--- Begin Raw records ---

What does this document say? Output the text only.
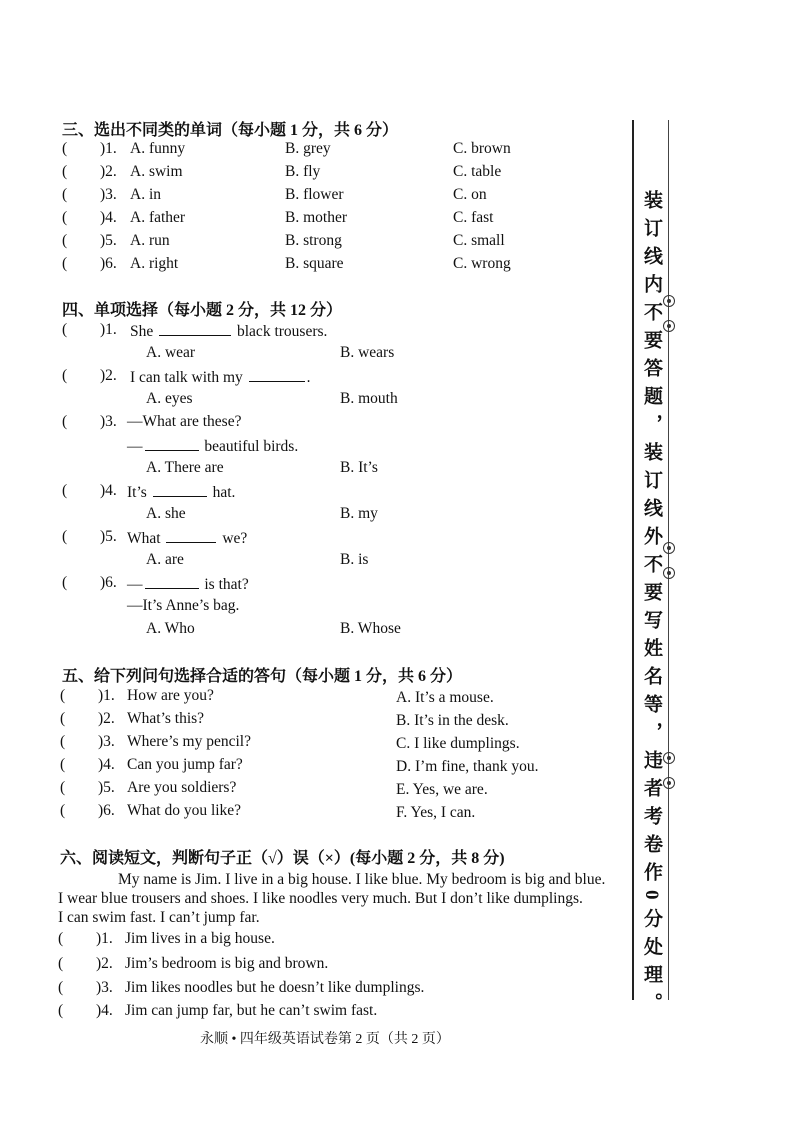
三、选出不同类的单词（每小题 1 分，共 6 分）
( )1. A. funny	B. grey	C. brown
( )2. A. swim	B. fly	C. table
( )3. A. in	B. flower	C. on
( )4. A. father	B. mother	C. fast
( )5. A. run	B. strong	C. small
( )6. A. right	B. square	C. wrong
四、单项选择（每小题 2 分，共 12 分）
( )1. She	black trousers.
A. wear	B. wears
( )2. I can talk with my	.
A. eyes	B. mouth
( )3. —What are these?
—	beautiful birds.
A. There are	B. It’s
( )4. It’s	hat.
A. she	B. my
( )5. What	we?
A. are	B. is
( )6. —	is that?
—It’s Anne’s bag.
A. Who	B. Whose
五、给下列问句选择合适的答句（每小题 1 分，共 6 分）
( )1. How are you?	A. It’s a mouse.
( )2. What’s this?	B. It’s in the desk.
( )3. Where’s my pencil?	C. I like dumplings.
( )4. Can you jump far?	D. I’m fine, thank you.
( )5. Are you soldiers?	E. Yes, we are.
( )6. What do you like?	F. Yes, I can.
六、阅读短文，判断句子正（√）误（×）(每小题 2 分，共 8 分)
My name is Jim. I live in a big house. I like blue. My bedroom is big and blue.
I wear blue trousers and shoes. I like noodles very much. But I don’t like dumplings.
I can swim fast. I can’t jump far.
( )1. Jim lives in a big house.
( )2. Jim’s bedroom is big and brown.
( )3. Jim likes noodles but he doesn’t like dumplings.
( )4. Jim can jump far, but he can’t swim fast.
永顺 • 四年级英语试卷第 2 页（共 2 页）
装订线内不要答题，装订线外不要写姓名等，违者考卷作0分处理。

--- End Raw records ---

*Your instructions*:
Reproduce the entries above word for word. Pictures stay out.

*Output*:
What does this document say? Output the text only.
三、选出不同类的单词（每小题 1 分，共 6 分）
( )1. A. funny	B. grey	C. brown
( )2. A. swim	B. fly	C. table
( )3. A. in	B. flower	C. on
( )4. A. father	B. mother	C. fast
( )5. A. run	B. strong	C. small
( )6. A. right	B. square	C. wrong
四、单项选择（每小题 2 分，共 12 分）
( )1. She	black trousers.
A. wear	B. wears
( )2. I can talk with my	.
A. eyes	B. mouth
( )3. —What are these?
—	beautiful birds.
A. There are	B. It’s
( )4. It’s	hat.
A. she	B. my
( )5. What	we?
A. are	B. is
( )6. —	is that?
—It’s Anne’s bag.
A. Who	B. Whose
五、给下列问句选择合适的答句（每小题 1 分，共 6 分）
( )1. How are you?	A. It’s a mouse.
( )2. What’s this?	B. It’s in the desk.
( )3. Where’s my pencil?	C. I like dumplings.
( )4. Can you jump far?	D. I’m fine, thank you.
( )5. Are you soldiers?	E. Yes, we are.
( )6. What do you like?	F. Yes, I can.
六、阅读短文，判断句子正（√）误（×）(每小题 2 分，共 8 分)
My name is Jim. I live in a big house. I like blue. My bedroom is big and blue.
I wear blue trousers and shoes. I like noodles very much. But I don’t like dumplings.
I can swim fast. I can’t jump far.
( )1. Jim lives in a big house.
( )2. Jim’s bedroom is big and brown.
( )3. Jim likes noodles but he doesn’t like dumplings.
( )4. Jim can jump far, but he can’t swim fast.
永顺 • 四年级英语试卷第 2 页（共 2 页）
装订线内不要答题，装订线外不要写姓名等，违者考卷作0分处理。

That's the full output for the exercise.